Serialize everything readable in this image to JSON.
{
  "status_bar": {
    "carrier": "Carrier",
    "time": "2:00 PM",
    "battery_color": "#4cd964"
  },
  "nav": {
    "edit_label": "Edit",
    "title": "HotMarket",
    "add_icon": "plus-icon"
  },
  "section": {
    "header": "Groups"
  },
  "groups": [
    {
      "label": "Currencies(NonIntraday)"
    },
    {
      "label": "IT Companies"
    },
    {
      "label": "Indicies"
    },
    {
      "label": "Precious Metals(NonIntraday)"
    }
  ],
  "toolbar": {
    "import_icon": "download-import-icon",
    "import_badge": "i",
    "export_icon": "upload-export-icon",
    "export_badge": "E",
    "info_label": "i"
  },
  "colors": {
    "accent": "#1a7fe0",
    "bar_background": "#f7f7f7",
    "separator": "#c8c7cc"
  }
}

════════

# Directions:
Gather each line of the listing containing the word "NonIntraday" and show it.

# Exercise result:
      "label": "Currencies(NonIntraday)"
      "label": "Precious Metals(NonIntraday)"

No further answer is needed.